*What to work on*. Only a number is wanted here: the number of lines of the data that include "minutes".

*Data entries*.

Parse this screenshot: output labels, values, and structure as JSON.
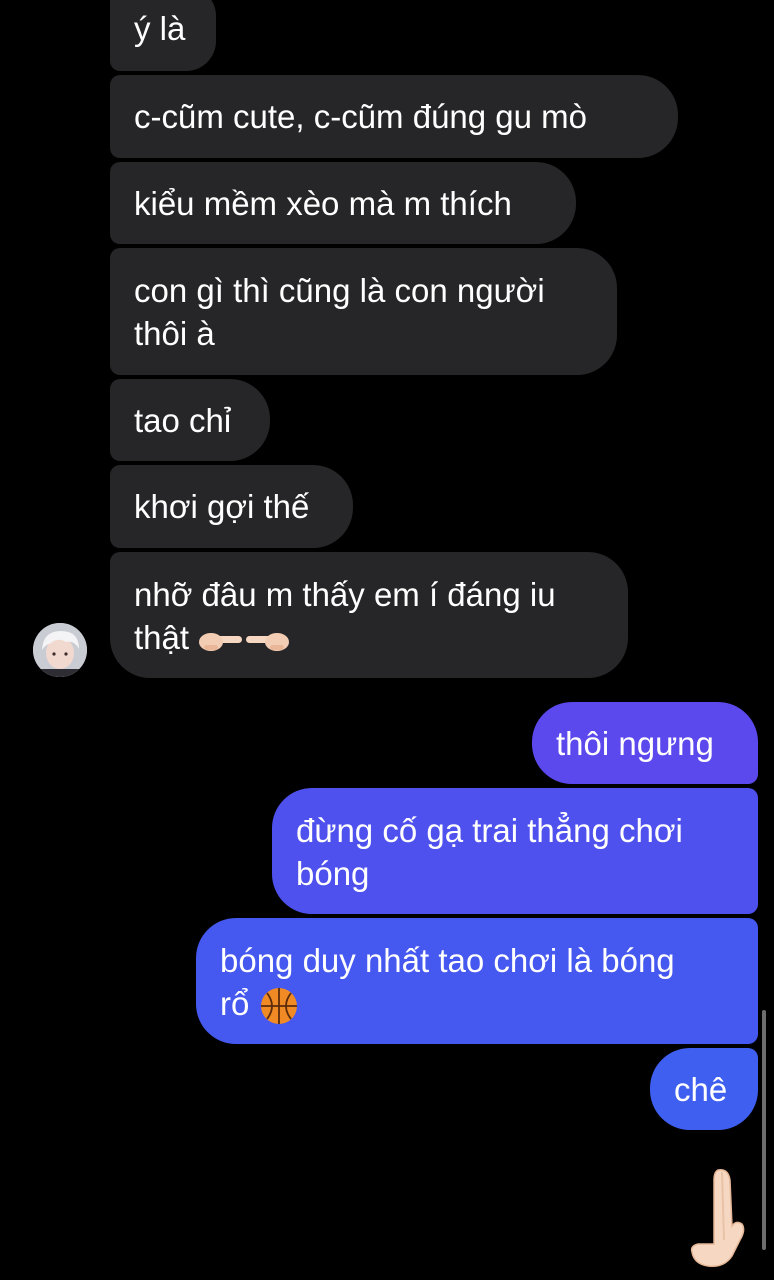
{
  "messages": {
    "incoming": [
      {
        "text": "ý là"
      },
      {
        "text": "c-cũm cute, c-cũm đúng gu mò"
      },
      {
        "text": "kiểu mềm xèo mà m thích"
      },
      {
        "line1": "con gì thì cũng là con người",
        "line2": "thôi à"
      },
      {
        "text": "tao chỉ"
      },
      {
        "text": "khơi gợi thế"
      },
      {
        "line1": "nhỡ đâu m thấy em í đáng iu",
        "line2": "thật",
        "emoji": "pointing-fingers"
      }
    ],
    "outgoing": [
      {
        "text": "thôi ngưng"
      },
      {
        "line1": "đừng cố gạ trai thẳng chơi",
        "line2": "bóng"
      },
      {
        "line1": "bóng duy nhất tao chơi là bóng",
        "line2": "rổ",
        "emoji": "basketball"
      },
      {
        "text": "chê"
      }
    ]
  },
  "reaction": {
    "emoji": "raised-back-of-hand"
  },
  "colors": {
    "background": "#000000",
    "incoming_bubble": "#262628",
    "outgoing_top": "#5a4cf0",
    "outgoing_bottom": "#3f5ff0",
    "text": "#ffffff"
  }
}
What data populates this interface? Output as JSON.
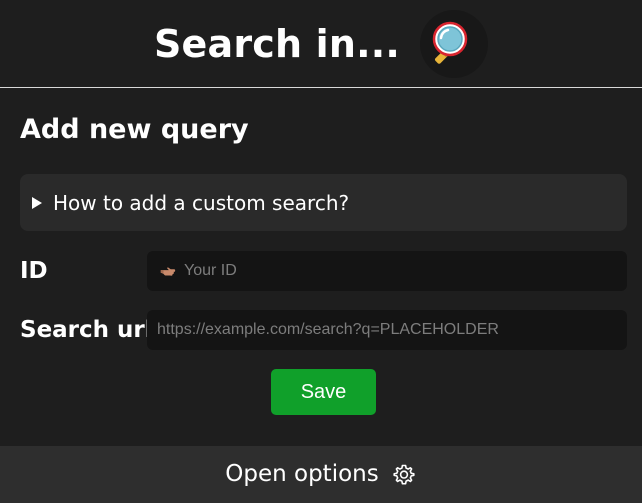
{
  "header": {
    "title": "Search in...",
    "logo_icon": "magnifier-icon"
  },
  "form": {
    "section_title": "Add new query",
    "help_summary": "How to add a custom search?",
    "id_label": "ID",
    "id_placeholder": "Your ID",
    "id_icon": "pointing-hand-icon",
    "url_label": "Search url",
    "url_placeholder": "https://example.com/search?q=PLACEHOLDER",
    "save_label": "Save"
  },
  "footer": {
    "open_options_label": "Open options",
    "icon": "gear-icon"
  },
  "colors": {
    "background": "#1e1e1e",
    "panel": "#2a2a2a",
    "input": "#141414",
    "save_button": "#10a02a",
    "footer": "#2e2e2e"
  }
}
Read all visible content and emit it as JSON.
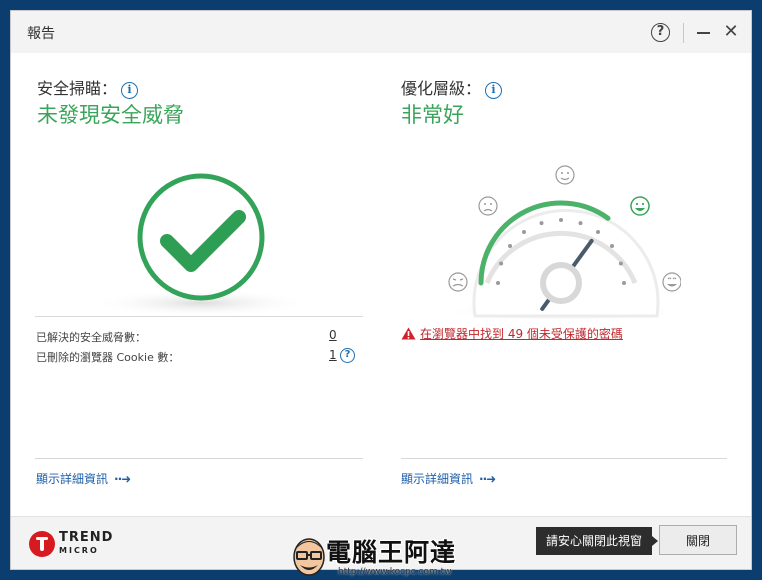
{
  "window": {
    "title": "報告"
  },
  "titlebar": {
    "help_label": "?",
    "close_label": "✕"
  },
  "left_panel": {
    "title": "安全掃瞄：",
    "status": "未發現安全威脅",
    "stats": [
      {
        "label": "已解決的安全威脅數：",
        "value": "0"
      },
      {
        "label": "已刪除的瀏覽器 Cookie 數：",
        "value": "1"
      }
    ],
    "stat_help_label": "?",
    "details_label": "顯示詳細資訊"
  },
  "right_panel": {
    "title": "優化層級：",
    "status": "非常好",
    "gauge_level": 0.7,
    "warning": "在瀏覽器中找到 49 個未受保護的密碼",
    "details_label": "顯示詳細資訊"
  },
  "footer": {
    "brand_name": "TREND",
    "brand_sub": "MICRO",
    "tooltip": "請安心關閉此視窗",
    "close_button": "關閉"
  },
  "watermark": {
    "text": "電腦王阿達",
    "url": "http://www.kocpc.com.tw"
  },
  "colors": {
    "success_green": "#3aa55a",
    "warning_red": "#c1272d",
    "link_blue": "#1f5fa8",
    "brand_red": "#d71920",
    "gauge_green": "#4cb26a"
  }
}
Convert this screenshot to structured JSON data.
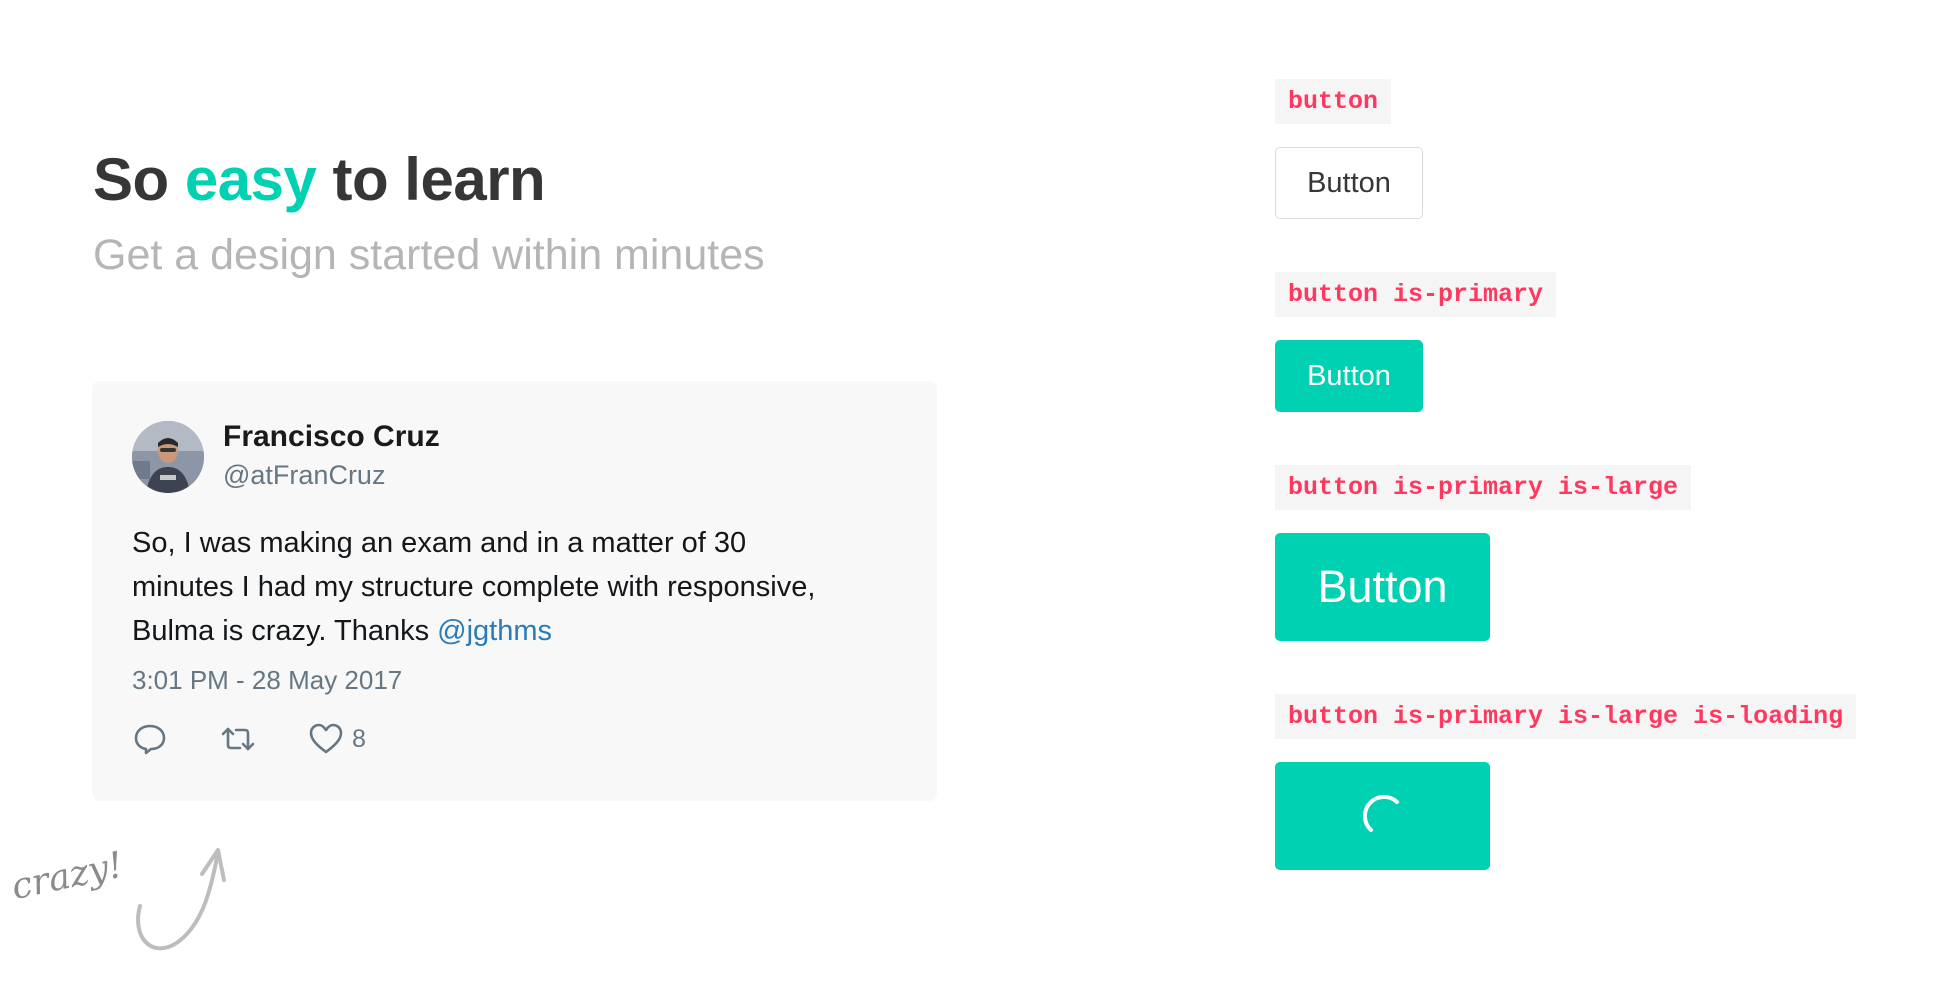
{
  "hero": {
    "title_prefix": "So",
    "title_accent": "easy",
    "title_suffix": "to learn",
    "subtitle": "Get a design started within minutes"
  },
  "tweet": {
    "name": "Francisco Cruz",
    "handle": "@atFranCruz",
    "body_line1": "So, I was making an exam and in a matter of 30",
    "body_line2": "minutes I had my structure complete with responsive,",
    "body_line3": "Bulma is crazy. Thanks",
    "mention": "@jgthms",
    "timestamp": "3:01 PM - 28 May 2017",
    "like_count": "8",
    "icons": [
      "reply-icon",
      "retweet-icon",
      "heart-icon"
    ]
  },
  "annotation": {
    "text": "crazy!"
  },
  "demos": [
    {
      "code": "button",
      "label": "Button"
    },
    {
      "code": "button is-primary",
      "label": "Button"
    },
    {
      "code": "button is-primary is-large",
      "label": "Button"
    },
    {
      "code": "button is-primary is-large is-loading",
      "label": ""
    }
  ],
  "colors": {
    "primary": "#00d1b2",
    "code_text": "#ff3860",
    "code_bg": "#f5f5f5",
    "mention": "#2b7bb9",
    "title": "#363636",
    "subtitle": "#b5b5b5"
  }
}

*Result*. 2